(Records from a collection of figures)
○ ○ ○ ○ ○

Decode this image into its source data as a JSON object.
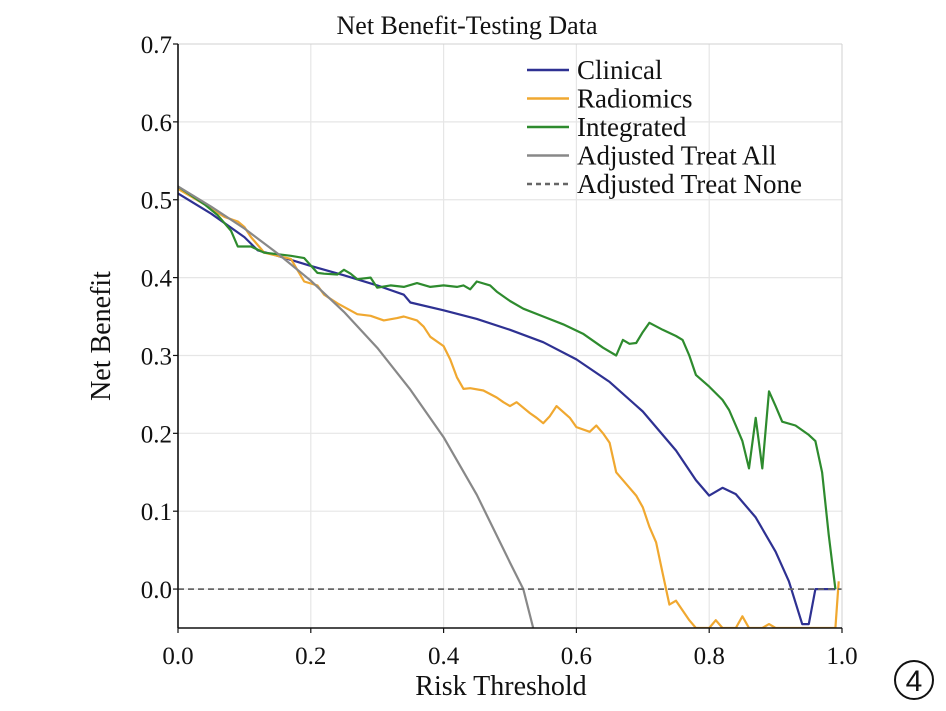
{
  "chart_data": {
    "type": "line",
    "title": "Net Benefit-Testing Data",
    "xlabel": "Risk Threshold",
    "ylabel": "Net Benefit",
    "xlim": [
      0.0,
      1.0
    ],
    "ylim": [
      -0.05,
      0.7
    ],
    "x_ticks": [
      0.0,
      0.2,
      0.4,
      0.6,
      0.8,
      1.0
    ],
    "x_tick_labels": [
      "0.0",
      "0.2",
      "0.4",
      "0.6",
      "0.8",
      "1.0"
    ],
    "y_ticks": [
      0.0,
      0.1,
      0.2,
      0.3,
      0.4,
      0.5,
      0.6,
      0.7
    ],
    "y_tick_labels": [
      "0.0",
      "0.1",
      "0.2",
      "0.3",
      "0.4",
      "0.5",
      "0.6",
      "0.7"
    ],
    "grid": true,
    "legend_position": "top-right",
    "series": [
      {
        "name": "Clinical",
        "color": "#2e3192",
        "style": "solid",
        "points": [
          [
            0.0,
            0.508
          ],
          [
            0.05,
            0.482
          ],
          [
            0.1,
            0.452
          ],
          [
            0.12,
            0.435
          ],
          [
            0.15,
            0.428
          ],
          [
            0.2,
            0.415
          ],
          [
            0.25,
            0.403
          ],
          [
            0.3,
            0.39
          ],
          [
            0.34,
            0.378
          ],
          [
            0.35,
            0.368
          ],
          [
            0.4,
            0.358
          ],
          [
            0.45,
            0.347
          ],
          [
            0.5,
            0.333
          ],
          [
            0.55,
            0.317
          ],
          [
            0.6,
            0.295
          ],
          [
            0.65,
            0.266
          ],
          [
            0.7,
            0.228
          ],
          [
            0.75,
            0.178
          ],
          [
            0.78,
            0.14
          ],
          [
            0.8,
            0.12
          ],
          [
            0.82,
            0.13
          ],
          [
            0.84,
            0.122
          ],
          [
            0.87,
            0.092
          ],
          [
            0.9,
            0.048
          ],
          [
            0.92,
            0.01
          ],
          [
            0.94,
            -0.045
          ],
          [
            0.95,
            -0.045
          ],
          [
            0.96,
            0.0
          ],
          [
            0.99,
            0.0
          ]
        ]
      },
      {
        "name": "Radiomics",
        "color": "#f0a830",
        "style": "solid",
        "points": [
          [
            0.0,
            0.514
          ],
          [
            0.04,
            0.494
          ],
          [
            0.07,
            0.478
          ],
          [
            0.09,
            0.472
          ],
          [
            0.1,
            0.465
          ],
          [
            0.11,
            0.452
          ],
          [
            0.13,
            0.432
          ],
          [
            0.15,
            0.428
          ],
          [
            0.17,
            0.424
          ],
          [
            0.19,
            0.395
          ],
          [
            0.21,
            0.39
          ],
          [
            0.22,
            0.378
          ],
          [
            0.24,
            0.367
          ],
          [
            0.27,
            0.353
          ],
          [
            0.29,
            0.351
          ],
          [
            0.31,
            0.345
          ],
          [
            0.33,
            0.348
          ],
          [
            0.34,
            0.35
          ],
          [
            0.36,
            0.345
          ],
          [
            0.37,
            0.337
          ],
          [
            0.38,
            0.324
          ],
          [
            0.4,
            0.312
          ],
          [
            0.41,
            0.295
          ],
          [
            0.42,
            0.272
          ],
          [
            0.43,
            0.257
          ],
          [
            0.44,
            0.258
          ],
          [
            0.46,
            0.255
          ],
          [
            0.48,
            0.246
          ],
          [
            0.49,
            0.24
          ],
          [
            0.5,
            0.235
          ],
          [
            0.51,
            0.24
          ],
          [
            0.53,
            0.226
          ],
          [
            0.54,
            0.22
          ],
          [
            0.55,
            0.213
          ],
          [
            0.56,
            0.222
          ],
          [
            0.57,
            0.235
          ],
          [
            0.59,
            0.22
          ],
          [
            0.6,
            0.208
          ],
          [
            0.62,
            0.202
          ],
          [
            0.63,
            0.21
          ],
          [
            0.64,
            0.2
          ],
          [
            0.65,
            0.188
          ],
          [
            0.66,
            0.15
          ],
          [
            0.68,
            0.13
          ],
          [
            0.69,
            0.12
          ],
          [
            0.7,
            0.105
          ],
          [
            0.71,
            0.08
          ],
          [
            0.72,
            0.06
          ],
          [
            0.73,
            0.02
          ],
          [
            0.74,
            -0.02
          ],
          [
            0.75,
            -0.015
          ],
          [
            0.77,
            -0.04
          ],
          [
            0.78,
            -0.05
          ],
          [
            0.79,
            -0.05
          ],
          [
            0.8,
            -0.05
          ],
          [
            0.81,
            -0.04
          ],
          [
            0.82,
            -0.05
          ],
          [
            0.84,
            -0.05
          ],
          [
            0.85,
            -0.035
          ],
          [
            0.86,
            -0.05
          ],
          [
            0.88,
            -0.05
          ],
          [
            0.89,
            -0.045
          ],
          [
            0.9,
            -0.05
          ],
          [
            0.99,
            -0.05
          ],
          [
            0.995,
            0.01
          ]
        ]
      },
      {
        "name": "Integrated",
        "color": "#2e8b2e",
        "style": "solid",
        "points": [
          [
            0.0,
            0.517
          ],
          [
            0.04,
            0.494
          ],
          [
            0.06,
            0.48
          ],
          [
            0.08,
            0.46
          ],
          [
            0.09,
            0.44
          ],
          [
            0.11,
            0.44
          ],
          [
            0.13,
            0.432
          ],
          [
            0.15,
            0.43
          ],
          [
            0.17,
            0.428
          ],
          [
            0.19,
            0.425
          ],
          [
            0.21,
            0.406
          ],
          [
            0.22,
            0.405
          ],
          [
            0.24,
            0.404
          ],
          [
            0.25,
            0.41
          ],
          [
            0.26,
            0.405
          ],
          [
            0.27,
            0.398
          ],
          [
            0.29,
            0.4
          ],
          [
            0.3,
            0.387
          ],
          [
            0.32,
            0.39
          ],
          [
            0.34,
            0.388
          ],
          [
            0.36,
            0.393
          ],
          [
            0.38,
            0.388
          ],
          [
            0.4,
            0.39
          ],
          [
            0.42,
            0.388
          ],
          [
            0.43,
            0.39
          ],
          [
            0.44,
            0.385
          ],
          [
            0.45,
            0.395
          ],
          [
            0.47,
            0.39
          ],
          [
            0.48,
            0.382
          ],
          [
            0.5,
            0.37
          ],
          [
            0.52,
            0.36
          ],
          [
            0.55,
            0.35
          ],
          [
            0.58,
            0.34
          ],
          [
            0.61,
            0.328
          ],
          [
            0.64,
            0.31
          ],
          [
            0.66,
            0.3
          ],
          [
            0.67,
            0.32
          ],
          [
            0.68,
            0.315
          ],
          [
            0.69,
            0.316
          ],
          [
            0.7,
            0.33
          ],
          [
            0.71,
            0.342
          ],
          [
            0.73,
            0.333
          ],
          [
            0.75,
            0.325
          ],
          [
            0.76,
            0.32
          ],
          [
            0.77,
            0.3
          ],
          [
            0.78,
            0.275
          ],
          [
            0.8,
            0.26
          ],
          [
            0.82,
            0.243
          ],
          [
            0.83,
            0.23
          ],
          [
            0.84,
            0.21
          ],
          [
            0.85,
            0.19
          ],
          [
            0.86,
            0.155
          ],
          [
            0.87,
            0.22
          ],
          [
            0.88,
            0.155
          ],
          [
            0.89,
            0.254
          ],
          [
            0.9,
            0.235
          ],
          [
            0.91,
            0.215
          ],
          [
            0.93,
            0.21
          ],
          [
            0.95,
            0.198
          ],
          [
            0.96,
            0.19
          ],
          [
            0.97,
            0.15
          ],
          [
            0.98,
            0.07
          ],
          [
            0.99,
            0.0
          ]
        ]
      },
      {
        "name": "Adjusted Treat All",
        "color": "#888888",
        "style": "solid",
        "points": [
          [
            0.0,
            0.517
          ],
          [
            0.05,
            0.491
          ],
          [
            0.1,
            0.463
          ],
          [
            0.15,
            0.431
          ],
          [
            0.2,
            0.396
          ],
          [
            0.25,
            0.356
          ],
          [
            0.3,
            0.31
          ],
          [
            0.35,
            0.256
          ],
          [
            0.4,
            0.195
          ],
          [
            0.45,
            0.121
          ],
          [
            0.5,
            0.034
          ],
          [
            0.52,
            0.0
          ],
          [
            0.535,
            -0.05
          ]
        ]
      },
      {
        "name": "Adjusted Treat None",
        "color": "#666666",
        "style": "dashed",
        "points": [
          [
            0.0,
            0.0
          ],
          [
            1.0,
            0.0
          ]
        ]
      }
    ]
  },
  "badge": {
    "label": "4"
  }
}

○ ○ ○ ○ ○

- **What to produce**:
Copy and report every line where the word "Treat" is present.

- **Solved problem**:
        "name": "Adjusted Treat All",
        "name": "Adjusted Treat None",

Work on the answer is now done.